▸ **Problem requirements**:
Pull out every line of the listing below where "patterns" appears.

[Dataset items]
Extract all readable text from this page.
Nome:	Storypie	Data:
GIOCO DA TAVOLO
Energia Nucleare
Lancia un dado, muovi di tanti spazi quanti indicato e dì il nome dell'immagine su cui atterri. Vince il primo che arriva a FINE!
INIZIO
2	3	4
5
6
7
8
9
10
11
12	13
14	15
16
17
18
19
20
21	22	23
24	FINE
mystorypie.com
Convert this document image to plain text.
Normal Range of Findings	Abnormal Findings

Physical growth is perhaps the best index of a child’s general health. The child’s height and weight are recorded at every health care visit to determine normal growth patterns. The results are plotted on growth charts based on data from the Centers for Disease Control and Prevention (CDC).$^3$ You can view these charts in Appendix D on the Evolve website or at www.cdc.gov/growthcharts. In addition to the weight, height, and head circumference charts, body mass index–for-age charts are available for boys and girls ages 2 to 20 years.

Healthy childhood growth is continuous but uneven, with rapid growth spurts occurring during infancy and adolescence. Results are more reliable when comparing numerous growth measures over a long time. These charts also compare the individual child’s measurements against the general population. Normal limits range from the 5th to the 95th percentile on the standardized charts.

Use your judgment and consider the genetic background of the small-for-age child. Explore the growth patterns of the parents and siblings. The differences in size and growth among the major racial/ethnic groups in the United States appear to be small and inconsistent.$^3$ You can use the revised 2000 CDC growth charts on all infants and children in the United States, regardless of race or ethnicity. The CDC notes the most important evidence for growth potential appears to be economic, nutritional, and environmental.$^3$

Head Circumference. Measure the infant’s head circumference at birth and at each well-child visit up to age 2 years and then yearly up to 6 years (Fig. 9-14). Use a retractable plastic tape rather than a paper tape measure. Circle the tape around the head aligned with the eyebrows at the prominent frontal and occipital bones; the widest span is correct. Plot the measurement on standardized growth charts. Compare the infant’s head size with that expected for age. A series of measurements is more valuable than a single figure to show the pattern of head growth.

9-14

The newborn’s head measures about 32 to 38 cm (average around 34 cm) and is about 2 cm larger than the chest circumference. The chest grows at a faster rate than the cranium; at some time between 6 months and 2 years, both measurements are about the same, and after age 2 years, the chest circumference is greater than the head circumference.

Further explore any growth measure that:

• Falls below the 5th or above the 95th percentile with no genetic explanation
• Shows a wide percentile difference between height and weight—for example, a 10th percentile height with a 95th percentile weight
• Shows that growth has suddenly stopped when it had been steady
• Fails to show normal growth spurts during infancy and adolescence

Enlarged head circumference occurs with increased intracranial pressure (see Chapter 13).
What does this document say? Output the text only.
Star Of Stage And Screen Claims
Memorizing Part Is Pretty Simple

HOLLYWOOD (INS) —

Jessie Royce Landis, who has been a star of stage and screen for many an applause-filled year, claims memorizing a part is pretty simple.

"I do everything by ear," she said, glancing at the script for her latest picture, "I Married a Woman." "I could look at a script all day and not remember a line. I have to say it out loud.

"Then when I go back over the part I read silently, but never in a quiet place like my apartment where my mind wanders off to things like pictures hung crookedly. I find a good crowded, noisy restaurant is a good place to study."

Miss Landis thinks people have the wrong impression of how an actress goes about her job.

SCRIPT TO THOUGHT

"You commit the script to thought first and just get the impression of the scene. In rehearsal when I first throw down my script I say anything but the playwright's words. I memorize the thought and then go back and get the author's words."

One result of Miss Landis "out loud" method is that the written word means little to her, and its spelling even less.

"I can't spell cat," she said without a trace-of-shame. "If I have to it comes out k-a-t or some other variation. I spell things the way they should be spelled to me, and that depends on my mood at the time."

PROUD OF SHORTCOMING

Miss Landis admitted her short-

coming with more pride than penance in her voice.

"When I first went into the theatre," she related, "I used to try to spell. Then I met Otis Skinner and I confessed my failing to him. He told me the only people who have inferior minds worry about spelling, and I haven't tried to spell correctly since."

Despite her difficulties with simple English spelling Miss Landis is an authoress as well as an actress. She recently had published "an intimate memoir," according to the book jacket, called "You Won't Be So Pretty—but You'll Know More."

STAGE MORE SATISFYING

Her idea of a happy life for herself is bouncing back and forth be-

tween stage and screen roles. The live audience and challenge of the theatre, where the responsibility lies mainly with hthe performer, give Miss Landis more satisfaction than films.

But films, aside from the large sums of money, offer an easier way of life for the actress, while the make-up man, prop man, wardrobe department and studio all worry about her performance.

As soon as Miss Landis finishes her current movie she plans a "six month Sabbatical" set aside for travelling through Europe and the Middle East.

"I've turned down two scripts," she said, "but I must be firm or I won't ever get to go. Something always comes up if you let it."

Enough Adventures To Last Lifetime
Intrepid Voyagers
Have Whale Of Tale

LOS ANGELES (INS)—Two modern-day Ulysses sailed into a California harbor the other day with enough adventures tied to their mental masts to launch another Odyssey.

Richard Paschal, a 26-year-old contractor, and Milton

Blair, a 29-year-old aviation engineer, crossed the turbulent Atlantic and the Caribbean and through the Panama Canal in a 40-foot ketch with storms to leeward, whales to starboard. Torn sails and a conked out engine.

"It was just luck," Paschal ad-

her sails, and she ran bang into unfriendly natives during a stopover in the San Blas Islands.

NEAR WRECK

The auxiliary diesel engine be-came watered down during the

▸ **Answer for the task**:
Physical growth is perhaps the best index of a child’s general health. The child’s height and weight are recorded at every health care visit to determine normal growth patterns. The results are plotted on growth charts based on data from the Centers for Disease Control and Prevention (CDC).$^3$ You can view these charts in Appendix D on the Evolve website or at www.cdc.gov/growthcharts. In addition to the weight, height, and head circumference charts, body mass index–for-age charts are available for boys and girls ages 2 to 20 years.
Use your judgment and consider the genetic background of the small-for-age child. Explore the growth patterns of the parents and siblings. The differences in size and growth among the major racial/ethnic groups in the United States appear to be small and inconsistent.$^3$ You can use the revised 2000 CDC growth charts on all infants and children in the United States, regardless of race or ethnicity. The CDC notes the most important evidence for growth potential appears to be economic, nutritional, and environmental.$^3$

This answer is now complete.